Given exercise:
Pull out every line below holding the word "name".

------------------------------------------------------------------------

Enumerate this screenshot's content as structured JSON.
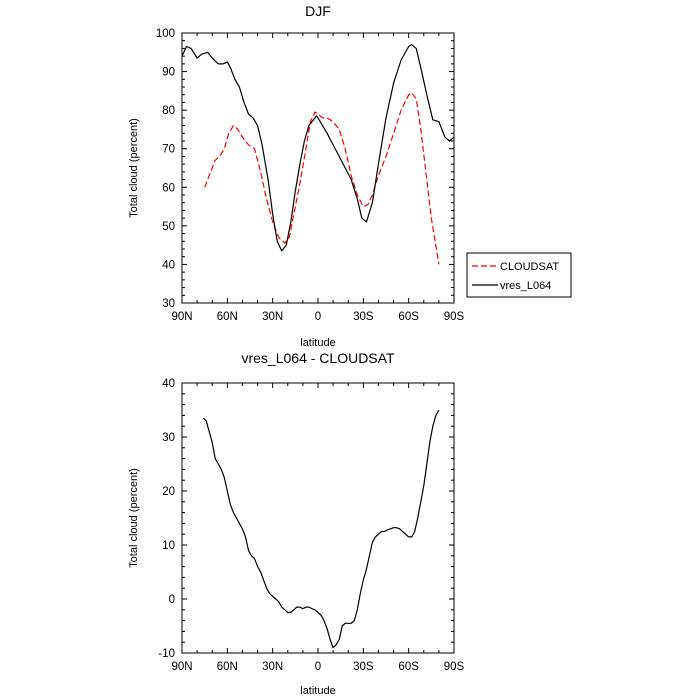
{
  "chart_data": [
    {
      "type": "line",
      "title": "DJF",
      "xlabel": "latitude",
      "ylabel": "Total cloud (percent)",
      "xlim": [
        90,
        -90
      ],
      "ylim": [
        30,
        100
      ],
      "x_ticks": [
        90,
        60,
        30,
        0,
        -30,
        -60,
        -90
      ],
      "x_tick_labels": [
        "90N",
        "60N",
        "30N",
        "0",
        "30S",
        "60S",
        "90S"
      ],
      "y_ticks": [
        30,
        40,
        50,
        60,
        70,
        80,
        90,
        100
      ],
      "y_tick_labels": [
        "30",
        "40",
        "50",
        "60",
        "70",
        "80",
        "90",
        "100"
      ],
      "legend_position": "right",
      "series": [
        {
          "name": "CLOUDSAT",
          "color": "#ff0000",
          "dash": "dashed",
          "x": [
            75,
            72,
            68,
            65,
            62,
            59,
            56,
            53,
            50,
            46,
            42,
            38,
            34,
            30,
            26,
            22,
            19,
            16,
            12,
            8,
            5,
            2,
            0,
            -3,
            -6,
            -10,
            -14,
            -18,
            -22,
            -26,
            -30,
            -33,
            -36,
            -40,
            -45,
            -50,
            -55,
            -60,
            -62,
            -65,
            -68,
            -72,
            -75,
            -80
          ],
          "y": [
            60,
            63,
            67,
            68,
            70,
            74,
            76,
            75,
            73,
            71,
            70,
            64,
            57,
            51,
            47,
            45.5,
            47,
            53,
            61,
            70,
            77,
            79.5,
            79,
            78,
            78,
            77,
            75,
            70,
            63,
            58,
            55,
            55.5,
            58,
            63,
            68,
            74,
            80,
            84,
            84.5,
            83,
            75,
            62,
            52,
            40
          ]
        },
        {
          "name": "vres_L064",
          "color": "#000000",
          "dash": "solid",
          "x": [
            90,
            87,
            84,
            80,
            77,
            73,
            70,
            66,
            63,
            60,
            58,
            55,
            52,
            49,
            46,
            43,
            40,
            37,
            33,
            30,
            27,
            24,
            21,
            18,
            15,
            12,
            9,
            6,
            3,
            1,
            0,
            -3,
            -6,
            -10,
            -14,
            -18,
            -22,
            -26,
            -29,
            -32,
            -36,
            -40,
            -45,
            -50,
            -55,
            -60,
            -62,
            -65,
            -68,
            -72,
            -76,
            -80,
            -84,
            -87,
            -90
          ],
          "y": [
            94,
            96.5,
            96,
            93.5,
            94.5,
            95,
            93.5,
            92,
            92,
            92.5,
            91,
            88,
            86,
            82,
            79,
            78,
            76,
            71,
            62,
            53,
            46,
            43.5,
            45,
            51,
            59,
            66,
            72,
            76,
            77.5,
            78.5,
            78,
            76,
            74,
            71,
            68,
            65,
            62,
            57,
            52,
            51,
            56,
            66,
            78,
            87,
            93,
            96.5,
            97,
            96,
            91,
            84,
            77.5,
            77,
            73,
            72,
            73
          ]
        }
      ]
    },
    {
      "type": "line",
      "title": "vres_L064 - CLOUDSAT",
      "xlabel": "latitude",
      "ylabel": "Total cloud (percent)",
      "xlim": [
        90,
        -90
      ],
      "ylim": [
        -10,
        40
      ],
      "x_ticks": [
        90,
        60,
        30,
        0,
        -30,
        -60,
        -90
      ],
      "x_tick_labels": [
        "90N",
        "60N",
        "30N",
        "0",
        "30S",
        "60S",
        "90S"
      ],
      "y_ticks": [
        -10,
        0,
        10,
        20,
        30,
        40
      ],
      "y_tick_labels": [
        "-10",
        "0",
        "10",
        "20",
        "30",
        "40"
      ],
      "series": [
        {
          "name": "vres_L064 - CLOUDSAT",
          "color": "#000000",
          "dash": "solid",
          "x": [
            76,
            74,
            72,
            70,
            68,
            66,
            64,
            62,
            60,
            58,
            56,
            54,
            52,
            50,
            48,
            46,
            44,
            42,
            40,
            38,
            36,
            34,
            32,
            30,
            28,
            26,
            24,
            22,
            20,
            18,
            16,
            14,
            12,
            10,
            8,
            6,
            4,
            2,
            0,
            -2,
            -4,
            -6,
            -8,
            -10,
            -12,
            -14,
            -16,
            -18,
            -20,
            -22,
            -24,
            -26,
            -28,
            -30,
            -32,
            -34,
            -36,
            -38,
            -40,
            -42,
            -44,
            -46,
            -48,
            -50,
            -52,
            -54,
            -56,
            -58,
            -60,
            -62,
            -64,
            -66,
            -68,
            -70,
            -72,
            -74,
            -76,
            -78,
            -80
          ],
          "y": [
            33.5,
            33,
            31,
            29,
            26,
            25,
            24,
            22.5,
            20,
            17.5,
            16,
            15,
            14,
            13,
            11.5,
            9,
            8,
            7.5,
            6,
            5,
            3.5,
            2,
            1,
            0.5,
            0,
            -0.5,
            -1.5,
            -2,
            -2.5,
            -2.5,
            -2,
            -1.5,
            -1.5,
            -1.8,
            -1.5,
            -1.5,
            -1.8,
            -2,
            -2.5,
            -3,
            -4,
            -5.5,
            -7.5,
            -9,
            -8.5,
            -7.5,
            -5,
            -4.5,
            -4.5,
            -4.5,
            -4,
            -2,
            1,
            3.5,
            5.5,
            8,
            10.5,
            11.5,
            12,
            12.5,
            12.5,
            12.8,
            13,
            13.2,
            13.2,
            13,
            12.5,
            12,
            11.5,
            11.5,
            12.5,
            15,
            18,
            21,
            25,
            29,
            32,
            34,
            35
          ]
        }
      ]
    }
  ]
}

------------------------------------------------------------------------

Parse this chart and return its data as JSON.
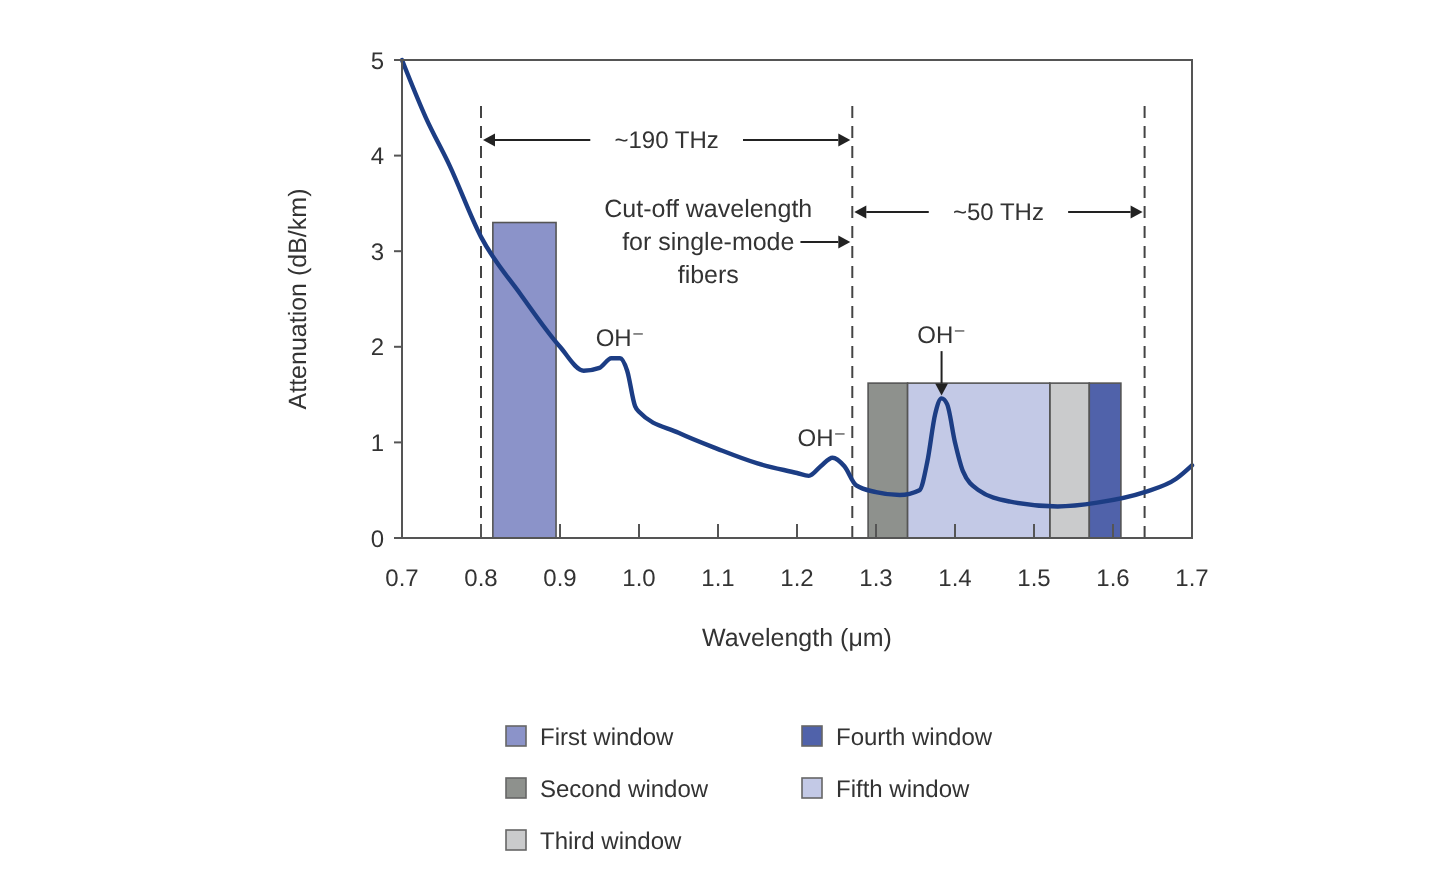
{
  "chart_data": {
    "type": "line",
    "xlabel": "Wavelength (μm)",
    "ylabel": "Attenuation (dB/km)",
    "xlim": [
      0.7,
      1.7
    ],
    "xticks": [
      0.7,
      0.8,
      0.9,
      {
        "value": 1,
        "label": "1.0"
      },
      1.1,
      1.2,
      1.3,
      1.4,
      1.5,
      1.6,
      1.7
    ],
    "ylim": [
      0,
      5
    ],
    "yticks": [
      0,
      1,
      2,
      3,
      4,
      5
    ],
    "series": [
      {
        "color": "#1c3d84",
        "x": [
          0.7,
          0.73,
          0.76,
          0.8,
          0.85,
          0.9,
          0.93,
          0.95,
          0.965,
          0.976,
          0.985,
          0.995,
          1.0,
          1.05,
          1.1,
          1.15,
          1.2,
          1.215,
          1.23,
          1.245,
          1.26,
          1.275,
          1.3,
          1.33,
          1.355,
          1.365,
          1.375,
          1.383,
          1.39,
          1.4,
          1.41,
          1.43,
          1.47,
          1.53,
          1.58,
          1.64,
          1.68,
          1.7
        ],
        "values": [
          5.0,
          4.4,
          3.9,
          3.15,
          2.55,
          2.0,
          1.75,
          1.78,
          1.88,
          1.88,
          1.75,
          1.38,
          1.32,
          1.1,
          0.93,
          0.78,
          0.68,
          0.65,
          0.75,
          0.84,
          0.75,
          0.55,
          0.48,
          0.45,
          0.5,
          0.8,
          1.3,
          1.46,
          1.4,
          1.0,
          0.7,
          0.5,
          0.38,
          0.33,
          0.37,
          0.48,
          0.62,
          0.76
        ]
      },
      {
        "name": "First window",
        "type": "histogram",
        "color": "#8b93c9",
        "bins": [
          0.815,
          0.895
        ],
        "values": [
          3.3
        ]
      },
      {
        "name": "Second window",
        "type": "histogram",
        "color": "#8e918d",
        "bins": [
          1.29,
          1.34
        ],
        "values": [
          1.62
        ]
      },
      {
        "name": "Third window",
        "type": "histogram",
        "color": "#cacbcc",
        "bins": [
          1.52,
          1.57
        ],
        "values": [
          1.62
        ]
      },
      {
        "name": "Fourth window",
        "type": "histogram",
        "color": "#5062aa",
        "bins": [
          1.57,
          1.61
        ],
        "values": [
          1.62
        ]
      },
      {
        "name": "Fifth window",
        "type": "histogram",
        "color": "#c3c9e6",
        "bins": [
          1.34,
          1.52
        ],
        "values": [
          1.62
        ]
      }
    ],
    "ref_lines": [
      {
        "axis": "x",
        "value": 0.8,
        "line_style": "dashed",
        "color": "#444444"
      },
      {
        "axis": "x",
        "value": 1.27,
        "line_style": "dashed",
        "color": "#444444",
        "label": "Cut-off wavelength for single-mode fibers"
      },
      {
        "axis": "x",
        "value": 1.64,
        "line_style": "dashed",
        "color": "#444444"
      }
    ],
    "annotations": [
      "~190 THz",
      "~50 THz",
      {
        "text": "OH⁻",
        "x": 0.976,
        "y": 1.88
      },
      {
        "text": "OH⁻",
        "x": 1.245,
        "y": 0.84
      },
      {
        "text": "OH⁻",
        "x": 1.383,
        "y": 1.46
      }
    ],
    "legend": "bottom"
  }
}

------------------------------------------------------------------------

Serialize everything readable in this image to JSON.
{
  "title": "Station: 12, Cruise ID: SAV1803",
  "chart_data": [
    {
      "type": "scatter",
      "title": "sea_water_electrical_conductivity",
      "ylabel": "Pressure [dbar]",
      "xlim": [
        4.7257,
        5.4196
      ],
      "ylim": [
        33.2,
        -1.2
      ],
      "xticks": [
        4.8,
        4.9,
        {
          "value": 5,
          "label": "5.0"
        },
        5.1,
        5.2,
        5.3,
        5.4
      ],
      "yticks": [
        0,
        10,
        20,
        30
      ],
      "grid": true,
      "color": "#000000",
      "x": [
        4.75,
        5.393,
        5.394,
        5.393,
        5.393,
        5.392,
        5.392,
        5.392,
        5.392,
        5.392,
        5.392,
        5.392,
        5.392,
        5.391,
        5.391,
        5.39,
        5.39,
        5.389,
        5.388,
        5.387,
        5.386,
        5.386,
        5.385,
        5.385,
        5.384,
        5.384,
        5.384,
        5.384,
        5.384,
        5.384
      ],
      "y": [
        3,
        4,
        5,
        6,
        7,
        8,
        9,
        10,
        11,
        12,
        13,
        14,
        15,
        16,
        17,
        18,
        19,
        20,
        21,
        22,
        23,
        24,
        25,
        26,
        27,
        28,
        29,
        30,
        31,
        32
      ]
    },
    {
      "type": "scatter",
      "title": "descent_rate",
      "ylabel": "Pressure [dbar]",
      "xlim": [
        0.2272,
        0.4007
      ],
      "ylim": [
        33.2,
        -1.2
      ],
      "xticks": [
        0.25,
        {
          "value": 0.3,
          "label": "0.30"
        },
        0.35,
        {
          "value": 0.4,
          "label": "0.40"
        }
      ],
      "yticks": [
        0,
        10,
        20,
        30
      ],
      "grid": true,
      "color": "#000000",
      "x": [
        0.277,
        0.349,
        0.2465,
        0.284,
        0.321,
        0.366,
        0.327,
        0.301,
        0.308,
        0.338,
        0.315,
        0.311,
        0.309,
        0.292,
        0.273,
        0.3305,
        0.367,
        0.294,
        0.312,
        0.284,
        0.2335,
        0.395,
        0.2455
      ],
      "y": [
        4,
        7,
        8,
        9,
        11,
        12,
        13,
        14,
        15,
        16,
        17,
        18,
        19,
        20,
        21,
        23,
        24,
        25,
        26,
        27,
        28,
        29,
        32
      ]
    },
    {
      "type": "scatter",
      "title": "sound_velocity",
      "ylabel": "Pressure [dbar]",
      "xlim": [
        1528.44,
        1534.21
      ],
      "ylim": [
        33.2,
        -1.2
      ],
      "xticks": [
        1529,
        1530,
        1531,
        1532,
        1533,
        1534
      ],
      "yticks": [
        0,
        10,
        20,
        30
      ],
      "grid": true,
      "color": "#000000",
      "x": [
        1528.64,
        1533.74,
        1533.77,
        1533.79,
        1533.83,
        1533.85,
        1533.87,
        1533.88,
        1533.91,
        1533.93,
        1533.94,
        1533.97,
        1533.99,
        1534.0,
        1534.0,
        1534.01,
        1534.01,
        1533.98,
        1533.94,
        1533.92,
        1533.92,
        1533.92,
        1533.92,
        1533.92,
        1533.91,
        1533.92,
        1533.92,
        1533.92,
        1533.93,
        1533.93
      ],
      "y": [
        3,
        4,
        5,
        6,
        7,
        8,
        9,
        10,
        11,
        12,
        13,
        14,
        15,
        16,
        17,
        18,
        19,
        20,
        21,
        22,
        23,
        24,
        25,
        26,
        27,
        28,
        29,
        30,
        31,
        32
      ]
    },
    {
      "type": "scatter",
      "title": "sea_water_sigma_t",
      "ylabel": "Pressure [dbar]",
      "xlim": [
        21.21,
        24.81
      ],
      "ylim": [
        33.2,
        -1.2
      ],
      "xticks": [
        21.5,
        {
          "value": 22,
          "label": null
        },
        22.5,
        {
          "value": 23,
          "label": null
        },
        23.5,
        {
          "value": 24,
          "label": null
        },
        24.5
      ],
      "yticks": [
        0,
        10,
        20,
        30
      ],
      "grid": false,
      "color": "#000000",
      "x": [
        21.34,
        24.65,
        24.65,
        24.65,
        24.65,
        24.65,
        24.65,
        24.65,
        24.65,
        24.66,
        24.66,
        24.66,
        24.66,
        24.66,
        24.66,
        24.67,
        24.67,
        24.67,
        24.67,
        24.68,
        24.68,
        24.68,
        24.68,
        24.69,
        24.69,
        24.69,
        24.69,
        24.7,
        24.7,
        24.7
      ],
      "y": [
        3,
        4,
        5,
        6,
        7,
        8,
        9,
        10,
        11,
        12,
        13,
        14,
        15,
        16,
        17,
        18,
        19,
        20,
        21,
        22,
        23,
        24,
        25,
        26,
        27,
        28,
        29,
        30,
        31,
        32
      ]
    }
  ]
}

------------------------------------------------------------------------

Task answer:
          "name": "CLOUDSAT",
          "name": "vres_L064",
          "name": "vres_L064 - CLOUDSAT",
        "name": "First window",
        "name": "Second window",
        "name": "Third window",
        "name": "Fourth window",
        "name": "Fifth window",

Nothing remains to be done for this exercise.